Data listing
################

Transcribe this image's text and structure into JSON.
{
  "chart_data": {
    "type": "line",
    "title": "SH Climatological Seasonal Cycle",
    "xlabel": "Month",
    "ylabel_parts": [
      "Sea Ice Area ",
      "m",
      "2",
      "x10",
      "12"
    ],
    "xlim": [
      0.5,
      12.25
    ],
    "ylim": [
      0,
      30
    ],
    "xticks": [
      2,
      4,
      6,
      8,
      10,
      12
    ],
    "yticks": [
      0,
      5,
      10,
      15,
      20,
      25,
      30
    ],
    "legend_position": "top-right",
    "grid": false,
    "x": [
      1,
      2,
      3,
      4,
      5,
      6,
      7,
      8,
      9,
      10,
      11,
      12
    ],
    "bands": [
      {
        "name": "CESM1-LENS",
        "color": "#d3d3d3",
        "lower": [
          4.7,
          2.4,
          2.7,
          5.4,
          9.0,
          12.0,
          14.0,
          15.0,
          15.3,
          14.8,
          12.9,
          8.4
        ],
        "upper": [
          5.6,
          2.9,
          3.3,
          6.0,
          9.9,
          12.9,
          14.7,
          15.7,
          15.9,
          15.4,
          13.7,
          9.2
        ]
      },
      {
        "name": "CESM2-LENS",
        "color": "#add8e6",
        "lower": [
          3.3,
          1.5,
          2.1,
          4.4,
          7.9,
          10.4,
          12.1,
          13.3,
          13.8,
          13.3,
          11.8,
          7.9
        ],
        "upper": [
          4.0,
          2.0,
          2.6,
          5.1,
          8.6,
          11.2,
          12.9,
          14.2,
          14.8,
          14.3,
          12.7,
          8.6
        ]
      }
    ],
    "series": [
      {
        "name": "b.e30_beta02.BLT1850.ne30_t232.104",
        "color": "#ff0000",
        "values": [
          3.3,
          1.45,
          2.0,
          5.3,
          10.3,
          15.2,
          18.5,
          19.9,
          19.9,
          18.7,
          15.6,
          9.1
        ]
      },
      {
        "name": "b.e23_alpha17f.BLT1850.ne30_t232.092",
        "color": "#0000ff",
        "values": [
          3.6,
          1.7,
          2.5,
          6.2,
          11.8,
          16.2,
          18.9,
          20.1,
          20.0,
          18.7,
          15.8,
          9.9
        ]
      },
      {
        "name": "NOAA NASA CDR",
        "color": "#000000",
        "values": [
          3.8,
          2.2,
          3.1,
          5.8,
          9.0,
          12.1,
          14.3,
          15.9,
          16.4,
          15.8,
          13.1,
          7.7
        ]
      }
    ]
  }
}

################

**TASK OBJECTIVE**
Extract the complete listing above, reproducing each line exactly.

**ANSWER TO THIS TASK**
Transcribe this image's text and structure into JSON.
{
  "chart_data": {
    "type": "line",
    "title": "SH Climatological Seasonal Cycle",
    "xlabel": "Month",
    "ylabel_parts": [
      "Sea Ice Area ",
      "m",
      "2",
      "x10",
      "12"
    ],
    "xlim": [
      0.5,
      12.25
    ],
    "ylim": [
      0,
      30
    ],
    "xticks": [
      2,
      4,
      6,
      8,
      10,
      12
    ],
    "yticks": [
      0,
      5,
      10,
      15,
      20,
      25,
      30
    ],
    "legend_position": "top-right",
    "grid": false,
    "x": [
      1,
      2,
      3,
      4,
      5,
      6,
      7,
      8,
      9,
      10,
      11,
      12
    ],
    "bands": [
      {
        "name": "CESM1-LENS",
        "color": "#d3d3d3",
        "lower": [
          4.7,
          2.4,
          2.7,
          5.4,
          9.0,
          12.0,
          14.0,
          15.0,
          15.3,
          14.8,
          12.9,
          8.4
        ],
        "upper": [
          5.6,
          2.9,
          3.3,
          6.0,
          9.9,
          12.9,
          14.7,
          15.7,
          15.9,
          15.4,
          13.7,
          9.2
        ]
      },
      {
        "name": "CESM2-LENS",
        "color": "#add8e6",
        "lower": [
          3.3,
          1.5,
          2.1,
          4.4,
          7.9,
          10.4,
          12.1,
          13.3,
          13.8,
          13.3,
          11.8,
          7.9
        ],
        "upper": [
          4.0,
          2.0,
          2.6,
          5.1,
          8.6,
          11.2,
          12.9,
          14.2,
          14.8,
          14.3,
          12.7,
          8.6
        ]
      }
    ],
    "series": [
      {
        "name": "b.e30_beta02.BLT1850.ne30_t232.104",
        "color": "#ff0000",
        "values": [
          3.3,
          1.45,
          2.0,
          5.3,
          10.3,
          15.2,
          18.5,
          19.9,
          19.9,
          18.7,
          15.6,
          9.1
        ]
      },
      {
        "name": "b.e23_alpha17f.BLT1850.ne30_t232.092",
        "color": "#0000ff",
        "values": [
          3.6,
          1.7,
          2.5,
          6.2,
          11.8,
          16.2,
          18.9,
          20.1,
          20.0,
          18.7,
          15.8,
          9.9
        ]
      },
      {
        "name": "NOAA NASA CDR",
        "color": "#000000",
        "values": [
          3.8,
          2.2,
          3.1,
          5.8,
          9.0,
          12.1,
          14.3,
          15.9,
          16.4,
          15.8,
          13.1,
          7.7
        ]
      }
    ]
  }
}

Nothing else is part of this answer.